> [Task instructions] Return each line of the material verbatim.

Entries with figure data
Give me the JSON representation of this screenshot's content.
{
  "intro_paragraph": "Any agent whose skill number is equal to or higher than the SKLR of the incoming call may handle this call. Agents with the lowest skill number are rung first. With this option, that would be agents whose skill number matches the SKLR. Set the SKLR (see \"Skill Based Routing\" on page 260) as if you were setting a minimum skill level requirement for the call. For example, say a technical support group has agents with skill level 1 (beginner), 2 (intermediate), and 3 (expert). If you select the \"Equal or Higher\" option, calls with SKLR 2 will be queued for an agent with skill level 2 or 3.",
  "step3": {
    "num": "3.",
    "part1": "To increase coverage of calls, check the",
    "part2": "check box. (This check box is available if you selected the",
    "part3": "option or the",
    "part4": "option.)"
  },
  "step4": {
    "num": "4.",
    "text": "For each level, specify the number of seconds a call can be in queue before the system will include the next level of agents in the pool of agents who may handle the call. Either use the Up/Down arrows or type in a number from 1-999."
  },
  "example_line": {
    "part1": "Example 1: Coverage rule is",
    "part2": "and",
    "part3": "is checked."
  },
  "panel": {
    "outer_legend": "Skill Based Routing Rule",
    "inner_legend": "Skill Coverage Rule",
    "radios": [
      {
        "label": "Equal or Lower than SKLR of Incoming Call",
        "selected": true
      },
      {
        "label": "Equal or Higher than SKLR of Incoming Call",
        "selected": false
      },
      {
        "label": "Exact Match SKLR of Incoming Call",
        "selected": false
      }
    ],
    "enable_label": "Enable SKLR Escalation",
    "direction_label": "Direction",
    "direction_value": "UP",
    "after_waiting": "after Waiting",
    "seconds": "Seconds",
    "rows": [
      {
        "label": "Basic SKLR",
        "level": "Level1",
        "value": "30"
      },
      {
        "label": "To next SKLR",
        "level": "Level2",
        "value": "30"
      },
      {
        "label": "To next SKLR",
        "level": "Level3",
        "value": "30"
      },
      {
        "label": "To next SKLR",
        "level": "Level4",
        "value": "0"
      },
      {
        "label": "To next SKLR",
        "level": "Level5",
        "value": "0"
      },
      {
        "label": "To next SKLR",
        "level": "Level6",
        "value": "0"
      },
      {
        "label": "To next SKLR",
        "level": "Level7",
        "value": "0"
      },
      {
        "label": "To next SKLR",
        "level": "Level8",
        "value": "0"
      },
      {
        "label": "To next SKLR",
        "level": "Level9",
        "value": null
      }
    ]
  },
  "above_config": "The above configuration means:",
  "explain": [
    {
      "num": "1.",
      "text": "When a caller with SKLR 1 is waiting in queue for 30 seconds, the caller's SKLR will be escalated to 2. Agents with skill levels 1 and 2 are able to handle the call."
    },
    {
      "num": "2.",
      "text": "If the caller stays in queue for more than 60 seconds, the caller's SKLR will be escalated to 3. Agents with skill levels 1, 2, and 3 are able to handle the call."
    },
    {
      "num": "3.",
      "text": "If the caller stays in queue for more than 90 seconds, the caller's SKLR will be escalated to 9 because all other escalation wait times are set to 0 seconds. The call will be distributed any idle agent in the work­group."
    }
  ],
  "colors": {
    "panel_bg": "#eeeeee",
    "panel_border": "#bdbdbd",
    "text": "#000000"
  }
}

> [Written answer]
Give me the JSON representation of this screenshot's content.
{
  "intro_paragraph": "Any agent whose skill number is equal to or higher than the SKLR of the incoming call may handle this call. Agents with the lowest skill number are rung first. With this option, that would be agents whose skill number matches the SKLR. Set the SKLR (see \"Skill Based Routing\" on page 260) as if you were setting a minimum skill level requirement for the call. For example, say a technical support group has agents with skill level 1 (beginner), 2 (intermediate), and 3 (expert). If you select the \"Equal or Higher\" option, calls with SKLR 2 will be queued for an agent with skill level 2 or 3.",
  "step3": {
    "num": "3.",
    "part1": "To increase coverage of calls, check the",
    "part2": "check box. (This check box is available if you selected the",
    "part3": "option or the",
    "part4": "option.)"
  },
  "step4": {
    "num": "4.",
    "text": "For each level, specify the number of seconds a call can be in queue before the system will include the next level of agents in the pool of agents who may handle the call. Either use the Up/Down arrows or type in a number from 1-999."
  },
  "example_line": {
    "part1": "Example 1: Coverage rule is",
    "part2": "and",
    "part3": "is checked."
  },
  "panel": {
    "outer_legend": "Skill Based Routing Rule",
    "inner_legend": "Skill Coverage Rule",
    "radios": [
      {
        "label": "Equal or Lower than SKLR of Incoming Call",
        "selected": true
      },
      {
        "label": "Equal or Higher than SKLR of Incoming Call",
        "selected": false
      },
      {
        "label": "Exact Match SKLR of Incoming Call",
        "selected": false
      }
    ],
    "enable_label": "Enable SKLR Escalation",
    "direction_label": "Direction",
    "direction_value": "UP",
    "after_waiting": "after Waiting",
    "seconds": "Seconds",
    "rows": [
      {
        "label": "Basic SKLR",
        "level": "Level1",
        "value": "30"
      },
      {
        "label": "To next SKLR",
        "level": "Level2",
        "value": "30"
      },
      {
        "label": "To next SKLR",
        "level": "Level3",
        "value": "30"
      },
      {
        "label": "To next SKLR",
        "level": "Level4",
        "value": "0"
      },
      {
        "label": "To next SKLR",
        "level": "Level5",
        "value": "0"
      },
      {
        "label": "To next SKLR",
        "level": "Level6",
        "value": "0"
      },
      {
        "label": "To next SKLR",
        "level": "Level7",
        "value": "0"
      },
      {
        "label": "To next SKLR",
        "level": "Level8",
        "value": "0"
      },
      {
        "label": "To next SKLR",
        "level": "Level9",
        "value": null
      }
    ]
  },
  "above_config": "The above configuration means:",
  "explain": [
    {
      "num": "1.",
      "text": "When a caller with SKLR 1 is waiting in queue for 30 seconds, the caller's SKLR will be escalated to 2. Agents with skill levels 1 and 2 are able to handle the call."
    },
    {
      "num": "2.",
      "text": "If the caller stays in queue for more than 60 seconds, the caller's SKLR will be escalated to 3. Agents with skill levels 1, 2, and 3 are able to handle the call."
    },
    {
      "num": "3.",
      "text": "If the caller stays in queue for more than 90 seconds, the caller's SKLR will be escalated to 9 because all other escalation wait times are set to 0 seconds. The call will be distributed any idle agent in the work­group."
    }
  ],
  "colors": {
    "panel_bg": "#eeeeee",
    "panel_border": "#bdbdbd",
    "text": "#000000"
  }
}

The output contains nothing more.